-- Begin Records provided --

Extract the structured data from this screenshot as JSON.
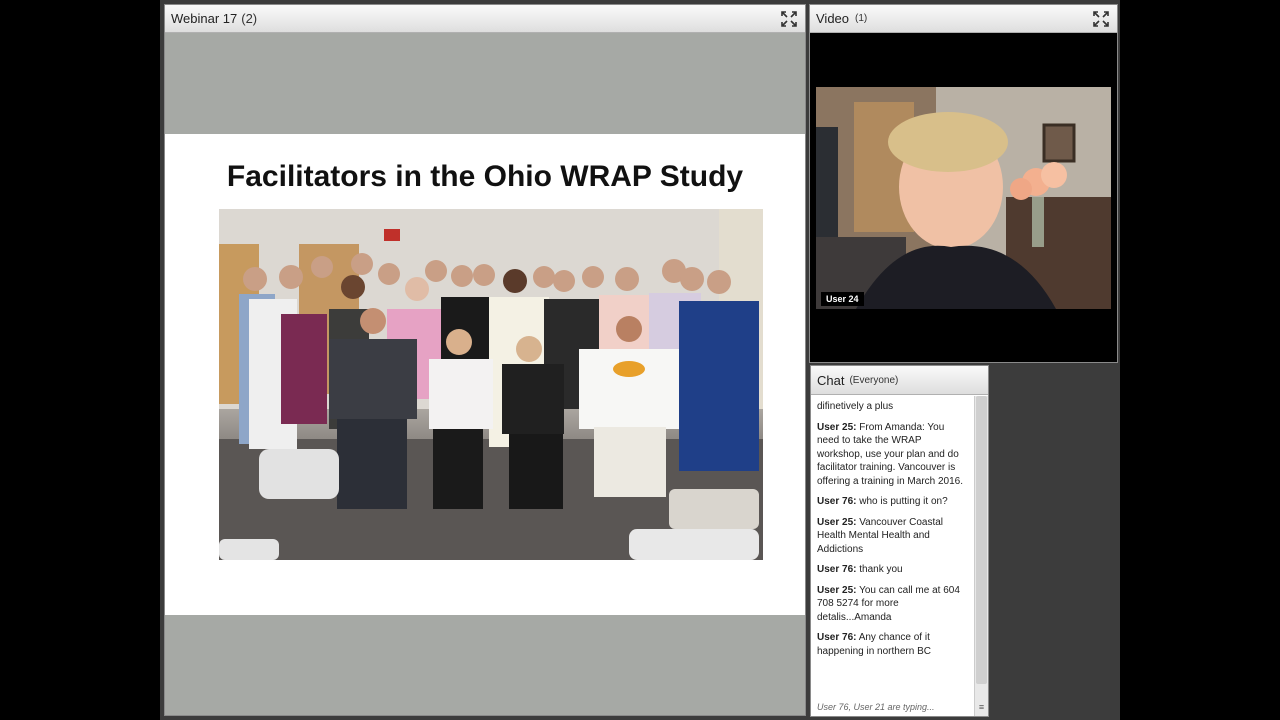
{
  "share_pod": {
    "title": "Webinar 17",
    "count": "(2)",
    "expand_icon": "fullscreen-icon"
  },
  "slide": {
    "title": "Facilitators in the Ohio WRAP Study",
    "photo_description": "group-photo"
  },
  "video_pod": {
    "title": "Video",
    "count": "(1)",
    "expand_icon": "fullscreen-icon",
    "speaker_label": "User 24"
  },
  "chat_pod": {
    "title": "Chat",
    "scope": "(Everyone)",
    "messages": [
      {
        "user": "",
        "text": "difinetively a plus"
      },
      {
        "user": "User 25:",
        "text": "From Amanda:  You need to take the WRAP workshop, use your plan and do facilitator training. Vancouver is offering a training in March 2016."
      },
      {
        "user": "User 76:",
        "text": "who is putting it on?"
      },
      {
        "user": "User 25:",
        "text": "Vancouver Coastal Health Mental Health and Addictions"
      },
      {
        "user": "User 76:",
        "text": "thank you"
      },
      {
        "user": "User 25:",
        "text": "You can call me at 604 708 5274 for more detalis...Amanda"
      },
      {
        "user": "User 76:",
        "text": "Any chance of it happening in northern BC"
      }
    ],
    "typing_status": "User 76, User 21 are typing..."
  }
}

-- End Records provided --

What to produce:
Your copy of the data should match it exactly, except that pictures are left out.

Answer to this problem:
Extract the structured data from this screenshot as JSON.
{
  "share_pod": {
    "title": "Webinar 17",
    "count": "(2)",
    "expand_icon": "fullscreen-icon"
  },
  "slide": {
    "title": "Facilitators in the Ohio WRAP Study",
    "photo_description": "group-photo"
  },
  "video_pod": {
    "title": "Video",
    "count": "(1)",
    "expand_icon": "fullscreen-icon",
    "speaker_label": "User 24"
  },
  "chat_pod": {
    "title": "Chat",
    "scope": "(Everyone)",
    "messages": [
      {
        "user": "",
        "text": "difinetively a plus"
      },
      {
        "user": "User 25:",
        "text": "From Amanda:  You need to take the WRAP workshop, use your plan and do facilitator training. Vancouver is offering a training in March 2016."
      },
      {
        "user": "User 76:",
        "text": "who is putting it on?"
      },
      {
        "user": "User 25:",
        "text": "Vancouver Coastal Health Mental Health and Addictions"
      },
      {
        "user": "User 76:",
        "text": "thank you"
      },
      {
        "user": "User 25:",
        "text": "You can call me at 604 708 5274 for more detalis...Amanda"
      },
      {
        "user": "User 76:",
        "text": "Any chance of it happening in northern BC"
      }
    ],
    "typing_status": "User 76, User 21 are typing..."
  }
}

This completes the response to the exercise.